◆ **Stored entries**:
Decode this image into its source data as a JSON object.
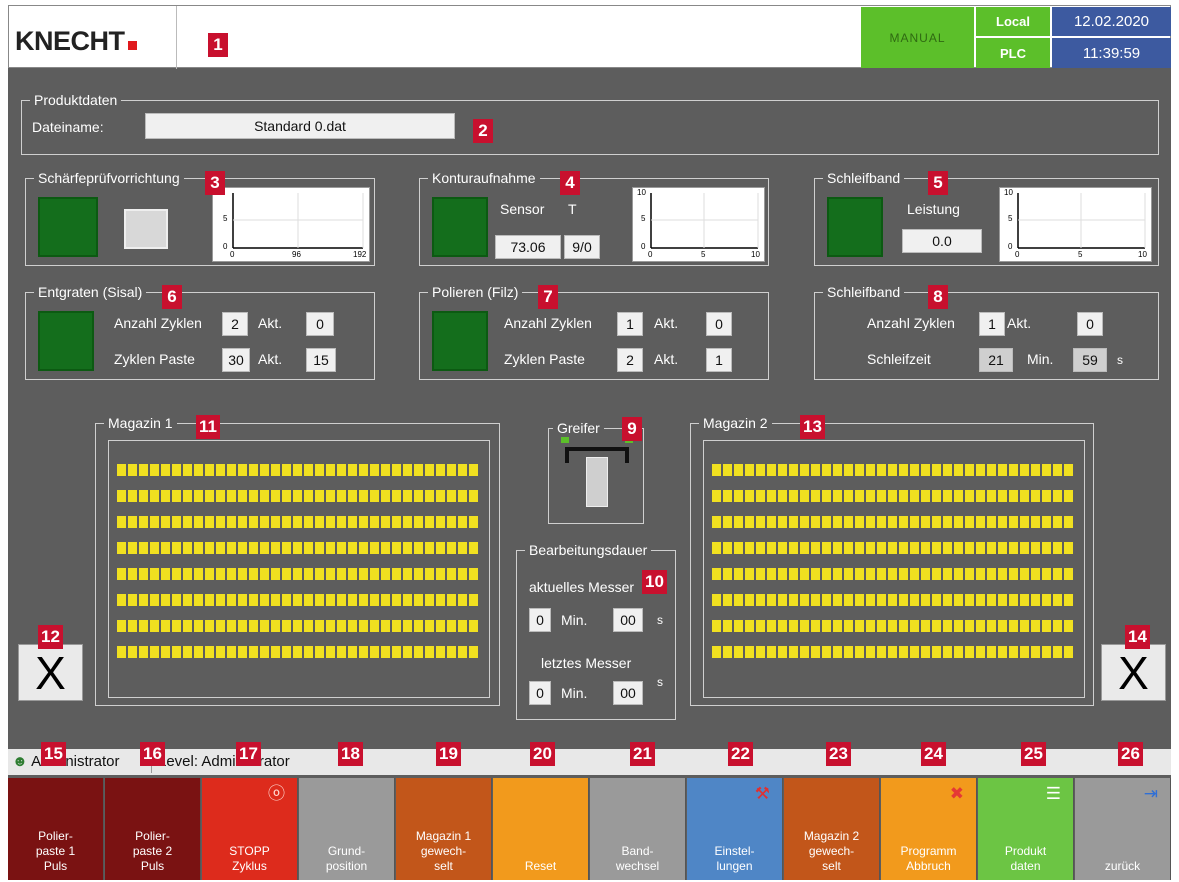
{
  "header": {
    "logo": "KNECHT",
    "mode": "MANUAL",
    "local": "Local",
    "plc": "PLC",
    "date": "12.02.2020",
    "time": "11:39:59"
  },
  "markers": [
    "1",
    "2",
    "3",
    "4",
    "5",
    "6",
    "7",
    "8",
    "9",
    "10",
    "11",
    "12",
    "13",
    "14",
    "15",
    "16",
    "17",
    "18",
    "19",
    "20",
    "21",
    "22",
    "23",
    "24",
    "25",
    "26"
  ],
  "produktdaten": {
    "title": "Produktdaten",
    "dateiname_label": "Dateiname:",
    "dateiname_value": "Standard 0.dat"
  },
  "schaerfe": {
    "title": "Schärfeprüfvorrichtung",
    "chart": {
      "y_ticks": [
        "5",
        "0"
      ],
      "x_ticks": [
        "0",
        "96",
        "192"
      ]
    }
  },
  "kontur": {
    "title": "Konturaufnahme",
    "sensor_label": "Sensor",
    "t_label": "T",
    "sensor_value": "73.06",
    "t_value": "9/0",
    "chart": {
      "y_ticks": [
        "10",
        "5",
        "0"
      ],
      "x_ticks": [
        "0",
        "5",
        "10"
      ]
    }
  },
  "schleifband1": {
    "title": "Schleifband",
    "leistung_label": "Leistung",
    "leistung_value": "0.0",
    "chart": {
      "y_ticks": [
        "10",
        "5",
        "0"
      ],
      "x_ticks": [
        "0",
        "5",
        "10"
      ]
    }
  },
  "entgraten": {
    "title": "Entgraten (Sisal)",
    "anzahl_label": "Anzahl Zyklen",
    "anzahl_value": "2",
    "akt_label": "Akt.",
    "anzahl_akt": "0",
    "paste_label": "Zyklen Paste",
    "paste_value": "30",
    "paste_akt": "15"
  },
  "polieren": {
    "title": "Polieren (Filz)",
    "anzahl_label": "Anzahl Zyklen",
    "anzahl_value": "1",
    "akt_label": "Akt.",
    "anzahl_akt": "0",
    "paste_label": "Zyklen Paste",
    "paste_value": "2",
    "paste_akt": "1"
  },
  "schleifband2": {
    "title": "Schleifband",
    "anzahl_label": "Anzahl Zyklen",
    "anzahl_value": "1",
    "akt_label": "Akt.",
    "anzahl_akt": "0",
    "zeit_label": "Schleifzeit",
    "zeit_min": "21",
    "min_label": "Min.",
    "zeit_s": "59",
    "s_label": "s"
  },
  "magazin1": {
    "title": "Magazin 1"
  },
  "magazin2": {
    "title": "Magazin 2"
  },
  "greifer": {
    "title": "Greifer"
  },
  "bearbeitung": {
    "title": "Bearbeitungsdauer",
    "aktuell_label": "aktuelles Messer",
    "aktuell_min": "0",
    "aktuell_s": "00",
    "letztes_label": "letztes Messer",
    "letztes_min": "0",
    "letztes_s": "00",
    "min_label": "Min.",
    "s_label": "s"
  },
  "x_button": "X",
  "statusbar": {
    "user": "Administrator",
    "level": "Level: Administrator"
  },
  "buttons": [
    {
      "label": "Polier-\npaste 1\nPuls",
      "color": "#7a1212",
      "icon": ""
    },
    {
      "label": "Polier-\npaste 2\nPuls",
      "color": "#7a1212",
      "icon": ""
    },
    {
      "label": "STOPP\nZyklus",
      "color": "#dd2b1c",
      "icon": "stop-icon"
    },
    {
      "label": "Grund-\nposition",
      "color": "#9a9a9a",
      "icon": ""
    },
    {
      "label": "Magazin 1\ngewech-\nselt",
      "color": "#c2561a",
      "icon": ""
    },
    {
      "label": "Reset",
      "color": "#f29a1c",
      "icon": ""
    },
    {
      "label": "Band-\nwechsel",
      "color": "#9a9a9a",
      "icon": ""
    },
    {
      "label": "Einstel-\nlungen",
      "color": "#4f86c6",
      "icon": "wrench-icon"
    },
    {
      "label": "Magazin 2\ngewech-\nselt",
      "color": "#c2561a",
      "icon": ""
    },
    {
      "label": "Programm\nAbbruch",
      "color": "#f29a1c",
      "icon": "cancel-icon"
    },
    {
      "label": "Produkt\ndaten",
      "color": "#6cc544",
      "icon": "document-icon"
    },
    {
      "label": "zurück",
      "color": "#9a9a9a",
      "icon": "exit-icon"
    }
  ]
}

◆ **Problem**:
Transcribe the listing above verbatim. Omit the pictures.

◆ **Answer**:
Decode this image into its source data as a JSON object.
{
  "header": {
    "logo": "KNECHT",
    "mode": "MANUAL",
    "local": "Local",
    "plc": "PLC",
    "date": "12.02.2020",
    "time": "11:39:59"
  },
  "markers": [
    "1",
    "2",
    "3",
    "4",
    "5",
    "6",
    "7",
    "8",
    "9",
    "10",
    "11",
    "12",
    "13",
    "14",
    "15",
    "16",
    "17",
    "18",
    "19",
    "20",
    "21",
    "22",
    "23",
    "24",
    "25",
    "26"
  ],
  "produktdaten": {
    "title": "Produktdaten",
    "dateiname_label": "Dateiname:",
    "dateiname_value": "Standard 0.dat"
  },
  "schaerfe": {
    "title": "Schärfeprüfvorrichtung",
    "chart": {
      "y_ticks": [
        "5",
        "0"
      ],
      "x_ticks": [
        "0",
        "96",
        "192"
      ]
    }
  },
  "kontur": {
    "title": "Konturaufnahme",
    "sensor_label": "Sensor",
    "t_label": "T",
    "sensor_value": "73.06",
    "t_value": "9/0",
    "chart": {
      "y_ticks": [
        "10",
        "5",
        "0"
      ],
      "x_ticks": [
        "0",
        "5",
        "10"
      ]
    }
  },
  "schleifband1": {
    "title": "Schleifband",
    "leistung_label": "Leistung",
    "leistung_value": "0.0",
    "chart": {
      "y_ticks": [
        "10",
        "5",
        "0"
      ],
      "x_ticks": [
        "0",
        "5",
        "10"
      ]
    }
  },
  "entgraten": {
    "title": "Entgraten (Sisal)",
    "anzahl_label": "Anzahl Zyklen",
    "anzahl_value": "2",
    "akt_label": "Akt.",
    "anzahl_akt": "0",
    "paste_label": "Zyklen Paste",
    "paste_value": "30",
    "paste_akt": "15"
  },
  "polieren": {
    "title": "Polieren (Filz)",
    "anzahl_label": "Anzahl Zyklen",
    "anzahl_value": "1",
    "akt_label": "Akt.",
    "anzahl_akt": "0",
    "paste_label": "Zyklen Paste",
    "paste_value": "2",
    "paste_akt": "1"
  },
  "schleifband2": {
    "title": "Schleifband",
    "anzahl_label": "Anzahl Zyklen",
    "anzahl_value": "1",
    "akt_label": "Akt.",
    "anzahl_akt": "0",
    "zeit_label": "Schleifzeit",
    "zeit_min": "21",
    "min_label": "Min.",
    "zeit_s": "59",
    "s_label": "s"
  },
  "magazin1": {
    "title": "Magazin 1"
  },
  "magazin2": {
    "title": "Magazin 2"
  },
  "greifer": {
    "title": "Greifer"
  },
  "bearbeitung": {
    "title": "Bearbeitungsdauer",
    "aktuell_label": "aktuelles Messer",
    "aktuell_min": "0",
    "aktuell_s": "00",
    "letztes_label": "letztes Messer",
    "letztes_min": "0",
    "letztes_s": "00",
    "min_label": "Min.",
    "s_label": "s"
  },
  "x_button": "X",
  "statusbar": {
    "user": "Administrator",
    "level": "Level: Administrator"
  },
  "buttons": [
    {
      "label": "Polier-\npaste 1\nPuls",
      "color": "#7a1212",
      "icon": ""
    },
    {
      "label": "Polier-\npaste 2\nPuls",
      "color": "#7a1212",
      "icon": ""
    },
    {
      "label": "STOPP\nZyklus",
      "color": "#dd2b1c",
      "icon": "stop-icon"
    },
    {
      "label": "Grund-\nposition",
      "color": "#9a9a9a",
      "icon": ""
    },
    {
      "label": "Magazin 1\ngewech-\nselt",
      "color": "#c2561a",
      "icon": ""
    },
    {
      "label": "Reset",
      "color": "#f29a1c",
      "icon": ""
    },
    {
      "label": "Band-\nwechsel",
      "color": "#9a9a9a",
      "icon": ""
    },
    {
      "label": "Einstel-\nlungen",
      "color": "#4f86c6",
      "icon": "wrench-icon"
    },
    {
      "label": "Magazin 2\ngewech-\nselt",
      "color": "#c2561a",
      "icon": ""
    },
    {
      "label": "Programm\nAbbruch",
      "color": "#f29a1c",
      "icon": "cancel-icon"
    },
    {
      "label": "Produkt\ndaten",
      "color": "#6cc544",
      "icon": "document-icon"
    },
    {
      "label": "zurück",
      "color": "#9a9a9a",
      "icon": "exit-icon"
    }
  ]
}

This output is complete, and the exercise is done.